> **What you will do**: Leave out the pictures and transcribe everything else exactly.

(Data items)
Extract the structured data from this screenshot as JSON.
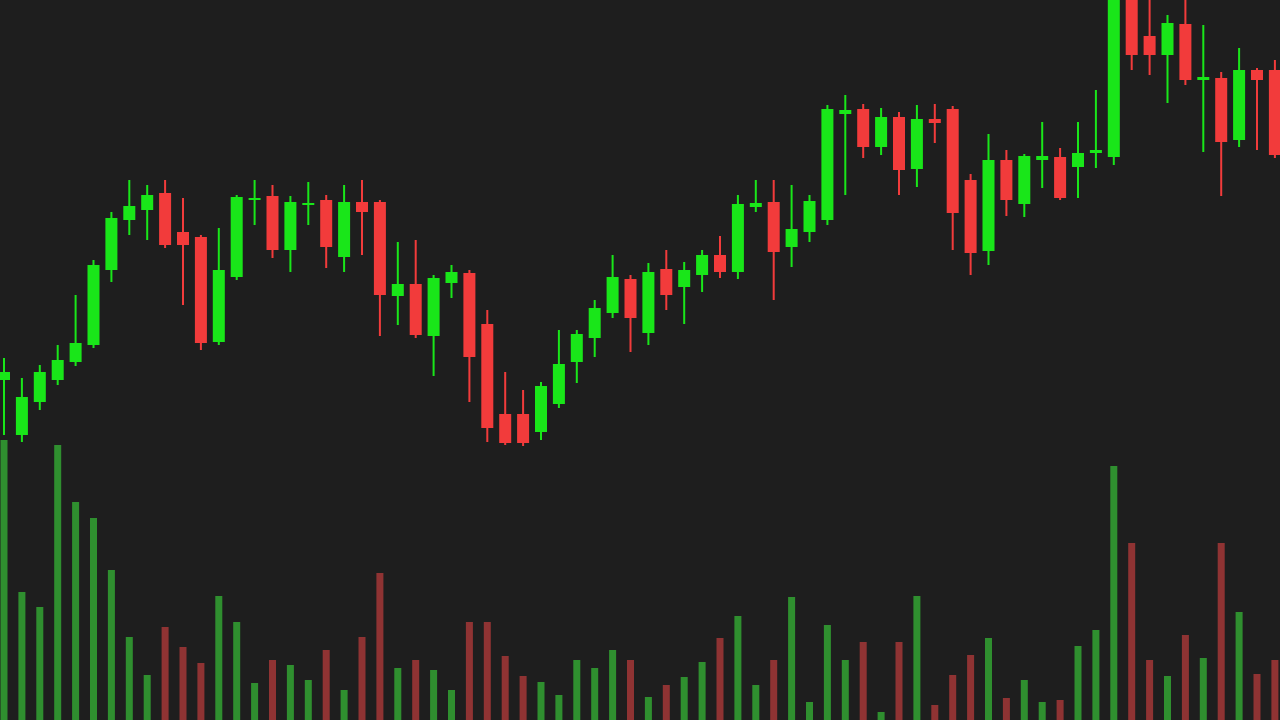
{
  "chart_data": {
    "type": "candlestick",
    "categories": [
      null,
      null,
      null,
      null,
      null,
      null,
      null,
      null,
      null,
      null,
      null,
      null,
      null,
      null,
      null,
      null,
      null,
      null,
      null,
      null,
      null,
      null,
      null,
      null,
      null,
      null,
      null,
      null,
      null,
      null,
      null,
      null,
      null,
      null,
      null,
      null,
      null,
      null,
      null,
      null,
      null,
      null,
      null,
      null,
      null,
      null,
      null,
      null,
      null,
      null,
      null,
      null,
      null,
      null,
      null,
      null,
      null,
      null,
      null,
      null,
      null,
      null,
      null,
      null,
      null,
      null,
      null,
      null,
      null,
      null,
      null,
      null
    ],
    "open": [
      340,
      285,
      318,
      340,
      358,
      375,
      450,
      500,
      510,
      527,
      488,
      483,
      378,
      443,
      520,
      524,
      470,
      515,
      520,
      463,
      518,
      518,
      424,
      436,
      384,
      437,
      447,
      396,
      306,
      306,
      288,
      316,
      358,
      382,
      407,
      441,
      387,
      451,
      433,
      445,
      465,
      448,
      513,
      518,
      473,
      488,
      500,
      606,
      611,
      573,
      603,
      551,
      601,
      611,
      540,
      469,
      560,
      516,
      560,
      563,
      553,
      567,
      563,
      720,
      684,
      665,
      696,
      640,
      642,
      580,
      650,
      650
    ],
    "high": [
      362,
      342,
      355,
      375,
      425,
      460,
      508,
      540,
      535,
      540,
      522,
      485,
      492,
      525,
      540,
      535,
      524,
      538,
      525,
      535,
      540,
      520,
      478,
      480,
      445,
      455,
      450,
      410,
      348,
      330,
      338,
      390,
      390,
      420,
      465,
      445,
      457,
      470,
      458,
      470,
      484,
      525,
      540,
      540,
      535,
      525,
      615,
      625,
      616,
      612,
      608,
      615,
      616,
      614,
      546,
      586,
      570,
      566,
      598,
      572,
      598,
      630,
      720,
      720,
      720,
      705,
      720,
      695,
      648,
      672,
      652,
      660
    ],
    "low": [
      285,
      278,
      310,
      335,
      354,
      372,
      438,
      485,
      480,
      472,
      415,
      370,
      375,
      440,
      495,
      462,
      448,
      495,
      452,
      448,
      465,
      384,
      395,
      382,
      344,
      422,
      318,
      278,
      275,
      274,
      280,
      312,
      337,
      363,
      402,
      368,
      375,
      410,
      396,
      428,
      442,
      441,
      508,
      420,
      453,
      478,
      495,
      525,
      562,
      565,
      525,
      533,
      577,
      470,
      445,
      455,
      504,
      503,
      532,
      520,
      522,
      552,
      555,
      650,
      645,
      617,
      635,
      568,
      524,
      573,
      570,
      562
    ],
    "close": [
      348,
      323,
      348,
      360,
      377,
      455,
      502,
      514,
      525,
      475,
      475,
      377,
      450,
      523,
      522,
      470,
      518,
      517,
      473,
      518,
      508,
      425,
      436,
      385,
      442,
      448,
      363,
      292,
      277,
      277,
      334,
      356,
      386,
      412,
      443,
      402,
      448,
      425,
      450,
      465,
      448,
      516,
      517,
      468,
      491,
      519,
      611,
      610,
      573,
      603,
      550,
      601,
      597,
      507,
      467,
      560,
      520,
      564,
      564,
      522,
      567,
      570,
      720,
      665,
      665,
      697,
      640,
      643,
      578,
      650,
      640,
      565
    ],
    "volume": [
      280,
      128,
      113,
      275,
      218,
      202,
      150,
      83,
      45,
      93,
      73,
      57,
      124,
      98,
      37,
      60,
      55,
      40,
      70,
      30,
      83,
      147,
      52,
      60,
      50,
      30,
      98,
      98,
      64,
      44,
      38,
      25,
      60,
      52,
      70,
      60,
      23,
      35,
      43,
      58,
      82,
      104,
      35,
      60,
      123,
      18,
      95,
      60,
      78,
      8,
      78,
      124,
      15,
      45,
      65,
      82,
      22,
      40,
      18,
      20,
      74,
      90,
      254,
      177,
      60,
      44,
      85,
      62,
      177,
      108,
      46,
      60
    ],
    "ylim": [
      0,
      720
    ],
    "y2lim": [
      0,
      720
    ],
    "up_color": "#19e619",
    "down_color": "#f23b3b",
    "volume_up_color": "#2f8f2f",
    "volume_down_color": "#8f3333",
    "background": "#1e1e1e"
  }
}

> **Response**:
Extract the structured data from this screenshot as JSON.
{
  "chart_data": {
    "type": "candlestick",
    "categories": [
      null,
      null,
      null,
      null,
      null,
      null,
      null,
      null,
      null,
      null,
      null,
      null,
      null,
      null,
      null,
      null,
      null,
      null,
      null,
      null,
      null,
      null,
      null,
      null,
      null,
      null,
      null,
      null,
      null,
      null,
      null,
      null,
      null,
      null,
      null,
      null,
      null,
      null,
      null,
      null,
      null,
      null,
      null,
      null,
      null,
      null,
      null,
      null,
      null,
      null,
      null,
      null,
      null,
      null,
      null,
      null,
      null,
      null,
      null,
      null,
      null,
      null,
      null,
      null,
      null,
      null,
      null,
      null,
      null,
      null,
      null,
      null
    ],
    "open": [
      340,
      285,
      318,
      340,
      358,
      375,
      450,
      500,
      510,
      527,
      488,
      483,
      378,
      443,
      520,
      524,
      470,
      515,
      520,
      463,
      518,
      518,
      424,
      436,
      384,
      437,
      447,
      396,
      306,
      306,
      288,
      316,
      358,
      382,
      407,
      441,
      387,
      451,
      433,
      445,
      465,
      448,
      513,
      518,
      473,
      488,
      500,
      606,
      611,
      573,
      603,
      551,
      601,
      611,
      540,
      469,
      560,
      516,
      560,
      563,
      553,
      567,
      563,
      720,
      684,
      665,
      696,
      640,
      642,
      580,
      650,
      650
    ],
    "high": [
      362,
      342,
      355,
      375,
      425,
      460,
      508,
      540,
      535,
      540,
      522,
      485,
      492,
      525,
      540,
      535,
      524,
      538,
      525,
      535,
      540,
      520,
      478,
      480,
      445,
      455,
      450,
      410,
      348,
      330,
      338,
      390,
      390,
      420,
      465,
      445,
      457,
      470,
      458,
      470,
      484,
      525,
      540,
      540,
      535,
      525,
      615,
      625,
      616,
      612,
      608,
      615,
      616,
      614,
      546,
      586,
      570,
      566,
      598,
      572,
      598,
      630,
      720,
      720,
      720,
      705,
      720,
      695,
      648,
      672,
      652,
      660
    ],
    "low": [
      285,
      278,
      310,
      335,
      354,
      372,
      438,
      485,
      480,
      472,
      415,
      370,
      375,
      440,
      495,
      462,
      448,
      495,
      452,
      448,
      465,
      384,
      395,
      382,
      344,
      422,
      318,
      278,
      275,
      274,
      280,
      312,
      337,
      363,
      402,
      368,
      375,
      410,
      396,
      428,
      442,
      441,
      508,
      420,
      453,
      478,
      495,
      525,
      562,
      565,
      525,
      533,
      577,
      470,
      445,
      455,
      504,
      503,
      532,
      520,
      522,
      552,
      555,
      650,
      645,
      617,
      635,
      568,
      524,
      573,
      570,
      562
    ],
    "close": [
      348,
      323,
      348,
      360,
      377,
      455,
      502,
      514,
      525,
      475,
      475,
      377,
      450,
      523,
      522,
      470,
      518,
      517,
      473,
      518,
      508,
      425,
      436,
      385,
      442,
      448,
      363,
      292,
      277,
      277,
      334,
      356,
      386,
      412,
      443,
      402,
      448,
      425,
      450,
      465,
      448,
      516,
      517,
      468,
      491,
      519,
      611,
      610,
      573,
      603,
      550,
      601,
      597,
      507,
      467,
      560,
      520,
      564,
      564,
      522,
      567,
      570,
      720,
      665,
      665,
      697,
      640,
      643,
      578,
      650,
      640,
      565
    ],
    "volume": [
      280,
      128,
      113,
      275,
      218,
      202,
      150,
      83,
      45,
      93,
      73,
      57,
      124,
      98,
      37,
      60,
      55,
      40,
      70,
      30,
      83,
      147,
      52,
      60,
      50,
      30,
      98,
      98,
      64,
      44,
      38,
      25,
      60,
      52,
      70,
      60,
      23,
      35,
      43,
      58,
      82,
      104,
      35,
      60,
      123,
      18,
      95,
      60,
      78,
      8,
      78,
      124,
      15,
      45,
      65,
      82,
      22,
      40,
      18,
      20,
      74,
      90,
      254,
      177,
      60,
      44,
      85,
      62,
      177,
      108,
      46,
      60
    ],
    "ylim": [
      0,
      720
    ],
    "y2lim": [
      0,
      720
    ],
    "up_color": "#19e619",
    "down_color": "#f23b3b",
    "volume_up_color": "#2f8f2f",
    "volume_down_color": "#8f3333",
    "background": "#1e1e1e"
  }
}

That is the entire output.